Pick out all lines in the listing holding the string "only" and copy them.

....

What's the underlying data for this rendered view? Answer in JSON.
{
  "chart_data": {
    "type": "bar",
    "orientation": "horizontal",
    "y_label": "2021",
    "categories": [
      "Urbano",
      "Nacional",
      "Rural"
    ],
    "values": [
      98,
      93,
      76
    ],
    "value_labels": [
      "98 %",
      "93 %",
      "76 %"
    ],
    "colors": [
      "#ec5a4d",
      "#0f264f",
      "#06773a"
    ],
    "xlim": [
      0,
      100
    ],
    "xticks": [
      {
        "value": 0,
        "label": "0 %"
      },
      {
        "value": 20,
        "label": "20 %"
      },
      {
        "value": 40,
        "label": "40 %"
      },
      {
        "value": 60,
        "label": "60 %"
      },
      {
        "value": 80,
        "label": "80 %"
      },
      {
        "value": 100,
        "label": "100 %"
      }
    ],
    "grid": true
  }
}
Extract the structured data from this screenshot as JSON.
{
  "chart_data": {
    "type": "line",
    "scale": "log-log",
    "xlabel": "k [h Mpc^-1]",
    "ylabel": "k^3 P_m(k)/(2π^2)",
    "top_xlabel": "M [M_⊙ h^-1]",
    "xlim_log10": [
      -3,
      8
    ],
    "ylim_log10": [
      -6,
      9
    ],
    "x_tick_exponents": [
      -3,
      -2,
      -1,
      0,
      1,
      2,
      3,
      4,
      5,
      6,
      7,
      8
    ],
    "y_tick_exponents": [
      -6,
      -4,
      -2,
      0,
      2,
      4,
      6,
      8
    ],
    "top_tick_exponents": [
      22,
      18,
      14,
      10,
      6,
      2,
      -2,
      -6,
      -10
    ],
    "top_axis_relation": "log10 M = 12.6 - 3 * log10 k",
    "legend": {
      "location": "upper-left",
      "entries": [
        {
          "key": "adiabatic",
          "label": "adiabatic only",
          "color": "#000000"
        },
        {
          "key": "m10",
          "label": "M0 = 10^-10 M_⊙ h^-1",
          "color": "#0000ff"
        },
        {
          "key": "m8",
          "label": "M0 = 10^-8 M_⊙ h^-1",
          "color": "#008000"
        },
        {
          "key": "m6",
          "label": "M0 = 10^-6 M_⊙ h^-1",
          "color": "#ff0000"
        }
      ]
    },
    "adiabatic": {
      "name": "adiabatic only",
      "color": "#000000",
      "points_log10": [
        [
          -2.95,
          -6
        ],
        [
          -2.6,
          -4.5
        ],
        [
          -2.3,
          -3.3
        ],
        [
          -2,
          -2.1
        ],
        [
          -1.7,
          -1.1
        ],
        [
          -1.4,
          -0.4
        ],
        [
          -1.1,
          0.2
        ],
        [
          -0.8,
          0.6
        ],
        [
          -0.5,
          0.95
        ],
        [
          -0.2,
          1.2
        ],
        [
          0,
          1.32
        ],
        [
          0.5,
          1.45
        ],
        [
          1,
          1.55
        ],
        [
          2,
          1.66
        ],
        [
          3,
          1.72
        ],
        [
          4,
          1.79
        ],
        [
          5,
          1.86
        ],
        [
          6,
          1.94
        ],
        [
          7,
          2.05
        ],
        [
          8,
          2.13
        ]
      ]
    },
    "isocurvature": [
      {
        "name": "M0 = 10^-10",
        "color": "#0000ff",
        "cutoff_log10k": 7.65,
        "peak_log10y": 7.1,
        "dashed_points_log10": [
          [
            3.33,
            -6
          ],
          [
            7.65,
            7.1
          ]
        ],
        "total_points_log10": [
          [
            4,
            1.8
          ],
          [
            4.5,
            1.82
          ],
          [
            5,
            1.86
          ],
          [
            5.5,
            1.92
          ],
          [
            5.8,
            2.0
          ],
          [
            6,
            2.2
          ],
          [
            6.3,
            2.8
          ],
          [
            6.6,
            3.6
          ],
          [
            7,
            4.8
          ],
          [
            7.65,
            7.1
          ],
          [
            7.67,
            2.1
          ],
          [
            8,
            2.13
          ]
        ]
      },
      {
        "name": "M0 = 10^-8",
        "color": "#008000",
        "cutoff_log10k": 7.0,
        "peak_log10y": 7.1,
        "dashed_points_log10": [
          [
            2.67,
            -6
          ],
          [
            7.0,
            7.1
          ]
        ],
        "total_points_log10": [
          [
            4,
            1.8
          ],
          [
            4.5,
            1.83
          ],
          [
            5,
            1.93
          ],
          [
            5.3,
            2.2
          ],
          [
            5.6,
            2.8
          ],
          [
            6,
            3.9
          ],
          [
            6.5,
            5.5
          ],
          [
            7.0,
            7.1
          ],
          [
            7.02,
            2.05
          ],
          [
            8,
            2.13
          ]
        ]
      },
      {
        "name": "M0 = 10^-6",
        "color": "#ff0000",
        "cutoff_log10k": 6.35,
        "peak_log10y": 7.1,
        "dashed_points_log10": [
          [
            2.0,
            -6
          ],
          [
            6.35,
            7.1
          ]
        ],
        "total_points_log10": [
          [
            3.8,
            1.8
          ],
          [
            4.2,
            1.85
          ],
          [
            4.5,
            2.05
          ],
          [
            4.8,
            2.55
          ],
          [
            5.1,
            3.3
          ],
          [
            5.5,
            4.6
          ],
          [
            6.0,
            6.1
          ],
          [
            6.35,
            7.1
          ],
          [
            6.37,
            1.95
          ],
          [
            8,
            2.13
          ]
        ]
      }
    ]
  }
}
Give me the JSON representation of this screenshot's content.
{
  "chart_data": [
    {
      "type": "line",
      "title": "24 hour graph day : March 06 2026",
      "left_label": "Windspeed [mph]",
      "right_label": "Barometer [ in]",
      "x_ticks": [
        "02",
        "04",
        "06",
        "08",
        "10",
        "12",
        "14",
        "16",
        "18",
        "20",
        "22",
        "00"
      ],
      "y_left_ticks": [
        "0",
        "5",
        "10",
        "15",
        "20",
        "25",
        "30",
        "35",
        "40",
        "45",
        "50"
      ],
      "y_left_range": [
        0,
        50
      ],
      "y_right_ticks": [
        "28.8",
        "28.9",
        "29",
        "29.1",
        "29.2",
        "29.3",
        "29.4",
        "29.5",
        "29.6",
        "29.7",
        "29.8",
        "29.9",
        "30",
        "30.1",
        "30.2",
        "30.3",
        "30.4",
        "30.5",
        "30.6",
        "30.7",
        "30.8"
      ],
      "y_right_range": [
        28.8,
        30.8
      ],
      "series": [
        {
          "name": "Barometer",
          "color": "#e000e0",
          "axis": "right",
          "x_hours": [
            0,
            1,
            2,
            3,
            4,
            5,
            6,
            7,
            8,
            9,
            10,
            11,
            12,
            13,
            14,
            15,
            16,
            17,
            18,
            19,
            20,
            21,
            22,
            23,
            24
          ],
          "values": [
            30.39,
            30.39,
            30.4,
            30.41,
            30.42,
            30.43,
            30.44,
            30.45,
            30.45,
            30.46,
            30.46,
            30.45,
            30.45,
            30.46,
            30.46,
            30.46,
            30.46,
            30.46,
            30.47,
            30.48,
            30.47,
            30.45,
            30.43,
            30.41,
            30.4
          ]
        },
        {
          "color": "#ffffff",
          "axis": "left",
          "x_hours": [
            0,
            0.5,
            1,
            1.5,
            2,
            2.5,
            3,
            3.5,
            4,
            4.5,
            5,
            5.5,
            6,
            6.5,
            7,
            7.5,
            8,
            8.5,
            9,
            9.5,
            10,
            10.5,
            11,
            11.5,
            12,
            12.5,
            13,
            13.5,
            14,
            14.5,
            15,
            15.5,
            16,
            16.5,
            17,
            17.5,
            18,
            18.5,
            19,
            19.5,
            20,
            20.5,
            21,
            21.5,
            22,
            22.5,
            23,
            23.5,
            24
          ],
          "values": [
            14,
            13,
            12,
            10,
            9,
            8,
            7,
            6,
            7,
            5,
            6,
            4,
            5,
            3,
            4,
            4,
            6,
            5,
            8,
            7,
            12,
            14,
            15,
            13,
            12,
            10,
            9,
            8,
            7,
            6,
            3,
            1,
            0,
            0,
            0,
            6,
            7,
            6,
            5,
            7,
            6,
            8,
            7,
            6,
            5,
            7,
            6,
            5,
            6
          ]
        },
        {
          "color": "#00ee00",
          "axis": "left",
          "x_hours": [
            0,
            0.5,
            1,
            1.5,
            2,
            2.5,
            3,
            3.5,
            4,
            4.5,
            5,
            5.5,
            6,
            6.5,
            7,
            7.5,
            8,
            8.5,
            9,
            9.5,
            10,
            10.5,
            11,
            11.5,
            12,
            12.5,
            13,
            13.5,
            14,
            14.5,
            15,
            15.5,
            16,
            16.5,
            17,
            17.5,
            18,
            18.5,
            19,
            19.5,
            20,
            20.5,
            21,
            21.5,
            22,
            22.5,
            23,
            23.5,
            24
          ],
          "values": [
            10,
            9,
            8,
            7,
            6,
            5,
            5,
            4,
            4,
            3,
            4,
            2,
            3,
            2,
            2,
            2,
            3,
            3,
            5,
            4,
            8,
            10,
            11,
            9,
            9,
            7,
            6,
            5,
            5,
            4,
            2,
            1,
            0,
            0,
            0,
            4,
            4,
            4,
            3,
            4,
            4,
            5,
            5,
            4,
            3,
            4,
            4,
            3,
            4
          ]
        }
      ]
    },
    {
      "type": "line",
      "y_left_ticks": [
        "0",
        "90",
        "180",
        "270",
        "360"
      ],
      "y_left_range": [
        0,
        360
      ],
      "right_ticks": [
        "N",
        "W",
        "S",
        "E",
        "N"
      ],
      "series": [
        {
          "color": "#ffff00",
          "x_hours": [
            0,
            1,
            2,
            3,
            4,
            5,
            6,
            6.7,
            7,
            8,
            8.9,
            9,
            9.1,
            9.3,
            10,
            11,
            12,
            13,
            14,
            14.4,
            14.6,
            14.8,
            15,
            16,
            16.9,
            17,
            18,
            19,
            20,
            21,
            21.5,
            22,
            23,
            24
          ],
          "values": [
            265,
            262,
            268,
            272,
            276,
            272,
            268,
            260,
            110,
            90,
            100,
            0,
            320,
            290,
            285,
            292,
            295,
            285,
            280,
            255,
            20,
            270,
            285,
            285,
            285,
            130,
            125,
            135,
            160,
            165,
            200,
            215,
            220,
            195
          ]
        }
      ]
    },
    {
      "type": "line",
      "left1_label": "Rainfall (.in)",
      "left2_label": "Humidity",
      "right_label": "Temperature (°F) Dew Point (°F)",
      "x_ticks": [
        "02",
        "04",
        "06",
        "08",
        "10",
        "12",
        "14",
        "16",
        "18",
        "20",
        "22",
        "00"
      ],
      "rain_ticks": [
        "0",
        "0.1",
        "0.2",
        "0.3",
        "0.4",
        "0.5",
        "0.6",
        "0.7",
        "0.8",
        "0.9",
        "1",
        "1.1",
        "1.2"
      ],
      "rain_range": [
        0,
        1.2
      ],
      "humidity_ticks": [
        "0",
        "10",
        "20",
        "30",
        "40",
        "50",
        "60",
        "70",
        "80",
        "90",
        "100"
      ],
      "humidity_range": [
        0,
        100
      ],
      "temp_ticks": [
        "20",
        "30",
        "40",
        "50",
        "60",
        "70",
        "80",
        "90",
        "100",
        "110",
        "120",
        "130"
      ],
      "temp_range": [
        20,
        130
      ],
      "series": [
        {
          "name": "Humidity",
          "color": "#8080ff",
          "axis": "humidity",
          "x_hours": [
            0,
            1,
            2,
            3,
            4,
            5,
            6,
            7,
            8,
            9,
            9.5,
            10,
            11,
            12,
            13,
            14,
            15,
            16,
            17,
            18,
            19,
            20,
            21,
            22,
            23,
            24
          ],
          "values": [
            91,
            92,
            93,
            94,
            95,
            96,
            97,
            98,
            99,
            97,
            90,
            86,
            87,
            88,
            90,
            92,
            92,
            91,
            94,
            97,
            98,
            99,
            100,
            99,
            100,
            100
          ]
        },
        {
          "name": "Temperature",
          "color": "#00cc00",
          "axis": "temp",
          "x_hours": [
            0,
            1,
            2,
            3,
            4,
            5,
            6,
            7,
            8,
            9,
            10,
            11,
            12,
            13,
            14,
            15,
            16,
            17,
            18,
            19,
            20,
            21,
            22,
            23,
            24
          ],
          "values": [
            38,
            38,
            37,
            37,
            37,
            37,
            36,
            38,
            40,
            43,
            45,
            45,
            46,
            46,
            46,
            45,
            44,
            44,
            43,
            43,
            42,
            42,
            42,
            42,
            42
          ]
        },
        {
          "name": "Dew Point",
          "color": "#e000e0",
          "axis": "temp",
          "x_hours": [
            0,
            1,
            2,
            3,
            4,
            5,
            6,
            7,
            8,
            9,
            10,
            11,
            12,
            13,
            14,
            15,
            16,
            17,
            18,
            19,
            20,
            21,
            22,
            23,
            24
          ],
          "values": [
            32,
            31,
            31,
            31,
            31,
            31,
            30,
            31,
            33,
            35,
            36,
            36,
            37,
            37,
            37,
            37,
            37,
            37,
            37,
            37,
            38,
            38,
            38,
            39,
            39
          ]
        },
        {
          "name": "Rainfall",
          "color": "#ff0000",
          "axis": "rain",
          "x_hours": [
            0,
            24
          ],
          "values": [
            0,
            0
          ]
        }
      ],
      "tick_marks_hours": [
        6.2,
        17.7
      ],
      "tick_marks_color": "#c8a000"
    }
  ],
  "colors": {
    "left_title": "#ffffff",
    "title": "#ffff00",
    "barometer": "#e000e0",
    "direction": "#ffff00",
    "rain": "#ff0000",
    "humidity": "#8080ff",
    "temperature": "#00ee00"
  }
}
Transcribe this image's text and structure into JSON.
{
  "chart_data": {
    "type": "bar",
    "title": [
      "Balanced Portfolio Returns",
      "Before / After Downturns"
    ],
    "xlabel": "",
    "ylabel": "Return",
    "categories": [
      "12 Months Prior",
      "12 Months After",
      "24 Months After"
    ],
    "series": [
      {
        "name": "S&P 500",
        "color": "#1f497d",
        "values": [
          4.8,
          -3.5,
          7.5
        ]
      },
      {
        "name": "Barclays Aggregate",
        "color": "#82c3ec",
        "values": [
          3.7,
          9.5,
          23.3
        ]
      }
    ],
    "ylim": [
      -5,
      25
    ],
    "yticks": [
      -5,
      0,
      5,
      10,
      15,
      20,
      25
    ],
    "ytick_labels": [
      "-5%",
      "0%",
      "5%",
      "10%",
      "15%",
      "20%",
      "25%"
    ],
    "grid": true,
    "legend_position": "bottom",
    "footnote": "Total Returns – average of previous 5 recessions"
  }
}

....

__Task solution__:
          "label": "adiabatic only",
      "name": "adiabatic only",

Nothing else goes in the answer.